— Start Data in this exercise —
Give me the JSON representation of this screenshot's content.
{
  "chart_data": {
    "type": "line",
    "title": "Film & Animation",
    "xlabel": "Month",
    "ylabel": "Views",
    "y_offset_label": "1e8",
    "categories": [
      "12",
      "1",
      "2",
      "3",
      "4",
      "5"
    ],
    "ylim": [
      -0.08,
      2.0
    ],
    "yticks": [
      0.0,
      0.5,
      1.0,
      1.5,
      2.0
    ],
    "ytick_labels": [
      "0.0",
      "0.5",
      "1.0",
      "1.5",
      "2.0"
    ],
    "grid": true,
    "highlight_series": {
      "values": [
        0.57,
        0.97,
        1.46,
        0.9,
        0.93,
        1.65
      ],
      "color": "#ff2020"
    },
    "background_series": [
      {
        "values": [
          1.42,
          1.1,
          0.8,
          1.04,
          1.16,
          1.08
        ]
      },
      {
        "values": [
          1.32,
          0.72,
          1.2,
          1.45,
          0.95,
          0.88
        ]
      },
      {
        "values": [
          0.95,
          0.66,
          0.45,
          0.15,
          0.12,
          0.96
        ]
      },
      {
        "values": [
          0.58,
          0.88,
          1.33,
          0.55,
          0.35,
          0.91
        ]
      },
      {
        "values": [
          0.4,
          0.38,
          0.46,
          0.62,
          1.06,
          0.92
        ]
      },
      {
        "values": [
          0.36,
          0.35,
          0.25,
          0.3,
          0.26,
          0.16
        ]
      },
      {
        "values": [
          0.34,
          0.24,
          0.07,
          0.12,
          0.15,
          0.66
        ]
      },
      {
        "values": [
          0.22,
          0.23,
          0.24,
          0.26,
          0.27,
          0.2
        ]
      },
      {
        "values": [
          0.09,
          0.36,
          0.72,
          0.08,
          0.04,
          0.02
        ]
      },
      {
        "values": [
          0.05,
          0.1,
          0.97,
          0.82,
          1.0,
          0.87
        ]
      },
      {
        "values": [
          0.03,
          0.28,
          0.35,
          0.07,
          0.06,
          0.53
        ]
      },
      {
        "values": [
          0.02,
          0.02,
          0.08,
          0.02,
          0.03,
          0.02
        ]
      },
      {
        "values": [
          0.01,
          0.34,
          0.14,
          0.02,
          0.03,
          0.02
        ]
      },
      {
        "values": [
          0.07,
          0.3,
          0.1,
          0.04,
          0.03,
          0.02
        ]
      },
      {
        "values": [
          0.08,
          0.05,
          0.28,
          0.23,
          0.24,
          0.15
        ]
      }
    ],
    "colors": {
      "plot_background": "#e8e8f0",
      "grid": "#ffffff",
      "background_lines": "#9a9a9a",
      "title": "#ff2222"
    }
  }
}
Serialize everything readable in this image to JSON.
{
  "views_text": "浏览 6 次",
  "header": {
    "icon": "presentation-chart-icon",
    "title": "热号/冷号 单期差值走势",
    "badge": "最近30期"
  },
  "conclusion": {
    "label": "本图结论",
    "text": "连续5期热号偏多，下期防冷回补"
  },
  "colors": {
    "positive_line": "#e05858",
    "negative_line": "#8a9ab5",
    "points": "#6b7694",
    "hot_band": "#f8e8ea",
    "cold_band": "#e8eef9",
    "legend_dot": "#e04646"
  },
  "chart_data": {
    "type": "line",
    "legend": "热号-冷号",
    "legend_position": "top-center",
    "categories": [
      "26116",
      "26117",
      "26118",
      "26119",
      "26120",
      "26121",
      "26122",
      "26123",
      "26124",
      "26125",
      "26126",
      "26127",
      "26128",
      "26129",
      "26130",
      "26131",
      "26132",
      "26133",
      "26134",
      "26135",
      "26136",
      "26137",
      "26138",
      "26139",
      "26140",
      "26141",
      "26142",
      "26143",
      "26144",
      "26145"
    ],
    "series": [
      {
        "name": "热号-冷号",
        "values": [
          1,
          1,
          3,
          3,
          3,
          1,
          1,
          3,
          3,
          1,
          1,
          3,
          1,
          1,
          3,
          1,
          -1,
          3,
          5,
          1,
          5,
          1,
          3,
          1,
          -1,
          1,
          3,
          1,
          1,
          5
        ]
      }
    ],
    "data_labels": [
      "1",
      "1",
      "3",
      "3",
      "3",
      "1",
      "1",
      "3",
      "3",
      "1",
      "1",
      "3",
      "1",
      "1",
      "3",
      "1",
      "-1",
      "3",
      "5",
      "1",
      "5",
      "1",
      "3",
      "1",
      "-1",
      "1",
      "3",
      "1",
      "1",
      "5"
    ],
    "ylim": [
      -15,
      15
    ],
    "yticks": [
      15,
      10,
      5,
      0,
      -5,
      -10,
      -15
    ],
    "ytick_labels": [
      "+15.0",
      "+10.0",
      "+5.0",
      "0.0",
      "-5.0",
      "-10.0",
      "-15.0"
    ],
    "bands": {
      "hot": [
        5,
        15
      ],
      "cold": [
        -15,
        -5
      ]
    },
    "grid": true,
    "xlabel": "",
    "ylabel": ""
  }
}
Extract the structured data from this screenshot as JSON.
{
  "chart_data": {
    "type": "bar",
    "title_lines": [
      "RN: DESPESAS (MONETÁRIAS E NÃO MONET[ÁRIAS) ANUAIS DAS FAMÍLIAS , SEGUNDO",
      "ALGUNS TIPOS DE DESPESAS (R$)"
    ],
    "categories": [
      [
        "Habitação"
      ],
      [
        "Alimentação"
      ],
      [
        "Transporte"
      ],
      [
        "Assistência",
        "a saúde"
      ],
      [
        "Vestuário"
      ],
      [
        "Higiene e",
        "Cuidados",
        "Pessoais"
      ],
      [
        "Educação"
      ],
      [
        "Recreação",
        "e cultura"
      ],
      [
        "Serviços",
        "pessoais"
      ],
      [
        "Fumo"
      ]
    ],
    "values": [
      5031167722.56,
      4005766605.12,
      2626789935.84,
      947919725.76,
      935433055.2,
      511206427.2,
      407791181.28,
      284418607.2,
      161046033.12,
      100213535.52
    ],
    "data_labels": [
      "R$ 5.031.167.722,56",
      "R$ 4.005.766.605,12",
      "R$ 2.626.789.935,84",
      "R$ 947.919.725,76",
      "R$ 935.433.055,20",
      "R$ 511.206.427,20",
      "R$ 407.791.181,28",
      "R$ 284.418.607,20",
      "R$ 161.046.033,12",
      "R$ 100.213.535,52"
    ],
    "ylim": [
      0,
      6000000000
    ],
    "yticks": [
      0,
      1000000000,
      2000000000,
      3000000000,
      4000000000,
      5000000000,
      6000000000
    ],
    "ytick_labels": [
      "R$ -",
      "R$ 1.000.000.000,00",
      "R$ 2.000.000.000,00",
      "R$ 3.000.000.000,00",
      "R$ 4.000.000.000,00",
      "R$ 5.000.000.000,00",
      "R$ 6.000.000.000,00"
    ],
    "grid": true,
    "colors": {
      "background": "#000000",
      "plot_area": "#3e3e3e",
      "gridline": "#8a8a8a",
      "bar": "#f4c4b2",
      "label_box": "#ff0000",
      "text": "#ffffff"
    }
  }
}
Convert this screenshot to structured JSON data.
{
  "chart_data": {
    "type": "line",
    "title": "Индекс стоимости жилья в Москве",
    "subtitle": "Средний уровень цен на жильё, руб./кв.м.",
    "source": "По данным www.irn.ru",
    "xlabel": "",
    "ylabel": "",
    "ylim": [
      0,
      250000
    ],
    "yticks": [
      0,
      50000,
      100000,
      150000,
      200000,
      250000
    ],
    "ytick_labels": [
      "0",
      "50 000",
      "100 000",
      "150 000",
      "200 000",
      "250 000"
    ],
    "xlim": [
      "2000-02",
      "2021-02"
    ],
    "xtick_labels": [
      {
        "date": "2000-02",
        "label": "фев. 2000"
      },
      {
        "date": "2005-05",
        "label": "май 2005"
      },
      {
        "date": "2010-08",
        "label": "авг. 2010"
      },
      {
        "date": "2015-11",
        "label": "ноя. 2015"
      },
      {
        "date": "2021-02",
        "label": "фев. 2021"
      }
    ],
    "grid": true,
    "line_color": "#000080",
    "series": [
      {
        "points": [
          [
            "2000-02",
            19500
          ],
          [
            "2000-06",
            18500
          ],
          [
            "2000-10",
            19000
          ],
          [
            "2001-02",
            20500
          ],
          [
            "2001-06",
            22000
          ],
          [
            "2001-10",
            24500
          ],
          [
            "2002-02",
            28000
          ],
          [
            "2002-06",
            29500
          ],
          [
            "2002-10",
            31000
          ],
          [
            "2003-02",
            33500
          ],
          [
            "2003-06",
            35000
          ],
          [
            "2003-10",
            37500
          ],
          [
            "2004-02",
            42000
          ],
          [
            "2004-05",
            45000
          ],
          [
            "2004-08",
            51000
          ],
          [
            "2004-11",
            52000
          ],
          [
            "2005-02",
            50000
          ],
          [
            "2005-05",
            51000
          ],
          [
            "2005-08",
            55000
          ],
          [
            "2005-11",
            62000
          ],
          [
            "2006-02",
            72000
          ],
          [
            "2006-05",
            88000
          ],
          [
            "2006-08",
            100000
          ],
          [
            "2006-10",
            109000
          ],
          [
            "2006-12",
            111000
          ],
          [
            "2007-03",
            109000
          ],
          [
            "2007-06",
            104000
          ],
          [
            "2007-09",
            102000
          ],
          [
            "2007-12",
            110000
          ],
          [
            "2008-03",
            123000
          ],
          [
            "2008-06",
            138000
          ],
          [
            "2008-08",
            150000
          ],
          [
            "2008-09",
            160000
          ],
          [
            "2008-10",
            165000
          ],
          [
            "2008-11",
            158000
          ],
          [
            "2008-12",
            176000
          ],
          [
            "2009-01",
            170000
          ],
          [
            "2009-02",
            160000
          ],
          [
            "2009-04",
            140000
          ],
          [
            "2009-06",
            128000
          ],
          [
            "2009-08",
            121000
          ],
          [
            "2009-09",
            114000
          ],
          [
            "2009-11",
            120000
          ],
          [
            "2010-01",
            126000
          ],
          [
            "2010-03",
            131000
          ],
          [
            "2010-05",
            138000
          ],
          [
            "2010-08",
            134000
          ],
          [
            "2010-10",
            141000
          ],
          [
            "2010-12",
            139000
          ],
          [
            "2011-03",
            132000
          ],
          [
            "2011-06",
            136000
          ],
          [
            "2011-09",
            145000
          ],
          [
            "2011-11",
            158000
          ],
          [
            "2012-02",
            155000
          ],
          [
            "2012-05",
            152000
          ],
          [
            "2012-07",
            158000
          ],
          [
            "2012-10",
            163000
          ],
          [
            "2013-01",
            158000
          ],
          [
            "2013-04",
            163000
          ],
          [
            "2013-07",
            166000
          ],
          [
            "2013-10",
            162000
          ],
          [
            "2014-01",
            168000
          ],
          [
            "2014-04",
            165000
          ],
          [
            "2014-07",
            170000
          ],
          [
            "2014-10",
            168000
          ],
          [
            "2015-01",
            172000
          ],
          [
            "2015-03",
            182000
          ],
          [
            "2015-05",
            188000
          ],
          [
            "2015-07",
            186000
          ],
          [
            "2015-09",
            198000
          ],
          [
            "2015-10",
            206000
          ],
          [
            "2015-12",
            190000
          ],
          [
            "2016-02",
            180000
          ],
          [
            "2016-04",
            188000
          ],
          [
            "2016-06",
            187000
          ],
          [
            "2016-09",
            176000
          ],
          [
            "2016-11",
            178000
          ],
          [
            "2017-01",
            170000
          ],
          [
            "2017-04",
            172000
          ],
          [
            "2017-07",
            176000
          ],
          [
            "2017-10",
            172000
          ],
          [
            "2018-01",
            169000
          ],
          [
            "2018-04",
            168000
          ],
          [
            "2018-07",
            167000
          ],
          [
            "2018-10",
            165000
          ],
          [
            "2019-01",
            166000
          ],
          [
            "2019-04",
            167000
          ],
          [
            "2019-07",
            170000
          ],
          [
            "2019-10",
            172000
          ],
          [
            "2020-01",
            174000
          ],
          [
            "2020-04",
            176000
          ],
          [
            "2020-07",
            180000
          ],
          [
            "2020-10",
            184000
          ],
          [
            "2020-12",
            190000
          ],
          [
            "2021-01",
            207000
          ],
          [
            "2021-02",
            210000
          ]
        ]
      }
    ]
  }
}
— End Data in this exercise —
Your task is to report how many lines of the material include the string "screenshot". Give the number and no other words.

3